━━━ Source material
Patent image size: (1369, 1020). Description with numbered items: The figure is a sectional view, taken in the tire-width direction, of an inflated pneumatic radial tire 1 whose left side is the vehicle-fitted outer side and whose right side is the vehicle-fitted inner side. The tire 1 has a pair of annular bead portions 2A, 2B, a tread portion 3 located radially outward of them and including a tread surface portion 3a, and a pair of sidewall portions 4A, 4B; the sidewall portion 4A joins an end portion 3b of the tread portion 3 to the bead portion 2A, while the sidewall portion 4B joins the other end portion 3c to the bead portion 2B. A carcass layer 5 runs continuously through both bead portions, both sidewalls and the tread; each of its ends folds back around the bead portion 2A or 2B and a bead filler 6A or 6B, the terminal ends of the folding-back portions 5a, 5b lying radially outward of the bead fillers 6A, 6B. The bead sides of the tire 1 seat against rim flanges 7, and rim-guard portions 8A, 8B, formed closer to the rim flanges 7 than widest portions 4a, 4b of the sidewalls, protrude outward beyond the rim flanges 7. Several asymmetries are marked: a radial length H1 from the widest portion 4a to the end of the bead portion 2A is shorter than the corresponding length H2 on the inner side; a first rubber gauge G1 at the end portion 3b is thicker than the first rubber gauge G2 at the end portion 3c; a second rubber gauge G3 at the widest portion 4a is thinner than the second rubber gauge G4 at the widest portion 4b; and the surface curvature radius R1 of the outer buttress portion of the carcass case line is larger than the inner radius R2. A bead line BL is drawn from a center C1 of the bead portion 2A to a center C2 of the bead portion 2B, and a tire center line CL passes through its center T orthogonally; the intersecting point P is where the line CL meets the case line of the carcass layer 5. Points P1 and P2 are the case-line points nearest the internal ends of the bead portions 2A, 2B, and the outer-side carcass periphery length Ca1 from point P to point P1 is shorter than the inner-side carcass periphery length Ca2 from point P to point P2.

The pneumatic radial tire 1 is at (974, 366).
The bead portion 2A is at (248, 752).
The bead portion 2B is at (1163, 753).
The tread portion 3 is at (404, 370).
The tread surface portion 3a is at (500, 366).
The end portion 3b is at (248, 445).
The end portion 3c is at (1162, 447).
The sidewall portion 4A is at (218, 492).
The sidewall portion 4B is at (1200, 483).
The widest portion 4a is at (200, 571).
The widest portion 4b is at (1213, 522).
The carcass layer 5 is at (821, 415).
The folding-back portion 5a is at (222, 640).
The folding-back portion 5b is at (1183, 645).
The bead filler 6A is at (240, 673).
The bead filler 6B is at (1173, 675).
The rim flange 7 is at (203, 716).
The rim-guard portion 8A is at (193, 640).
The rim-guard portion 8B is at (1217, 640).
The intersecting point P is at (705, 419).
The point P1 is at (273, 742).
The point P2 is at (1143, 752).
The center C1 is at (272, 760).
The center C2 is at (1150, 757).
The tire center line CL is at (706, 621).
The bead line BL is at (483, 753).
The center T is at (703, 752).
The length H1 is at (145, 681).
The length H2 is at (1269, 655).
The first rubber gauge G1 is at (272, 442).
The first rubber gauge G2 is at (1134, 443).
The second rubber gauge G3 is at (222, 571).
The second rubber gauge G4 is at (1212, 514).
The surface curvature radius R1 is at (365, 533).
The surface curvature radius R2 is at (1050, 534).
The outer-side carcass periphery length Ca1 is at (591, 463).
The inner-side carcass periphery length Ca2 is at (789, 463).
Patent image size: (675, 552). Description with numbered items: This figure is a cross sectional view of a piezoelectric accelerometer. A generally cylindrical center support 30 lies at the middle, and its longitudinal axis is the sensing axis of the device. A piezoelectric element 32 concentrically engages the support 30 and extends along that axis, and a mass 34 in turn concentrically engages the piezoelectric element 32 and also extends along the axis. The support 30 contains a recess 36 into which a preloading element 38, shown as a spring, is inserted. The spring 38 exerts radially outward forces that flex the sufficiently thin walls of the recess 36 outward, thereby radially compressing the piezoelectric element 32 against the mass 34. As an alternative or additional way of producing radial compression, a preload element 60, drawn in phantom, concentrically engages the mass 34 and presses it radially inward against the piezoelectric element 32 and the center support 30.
━━━━━━
- _Task statement_: Show every line of the data above that contains the word "turn". Treat uppercase and lowercase as different.

- _Reply_:
Patent image size: (675, 552). Description with numbered items: This figure is a cross sectional view of a piezoelectric accelerometer. A generally cylindrical center support 30 lies at the middle, and its longitudinal axis is the sensing axis of the device. A piezoelectric element 32 concentrically engages the support 30 and extends along that axis, and a mass 34 in turn concentrically engages the piezoelectric element 32 and also extends along the axis. The support 30 contains a recess 36 into which a preloading element 38, shown as a spring, is inserted. The spring 38 exerts radially outward forces that flex the sufficiently thin walls of the recess 36 outward, thereby radially compressing the piezoelectric element 32 against the mass 34. As an alternative or additional way of producing radial compression, a preload element 60, drawn in phantom, concentrically engages the mass 34 and presses it radially inward against the piezoelectric element 32 and the center support 30.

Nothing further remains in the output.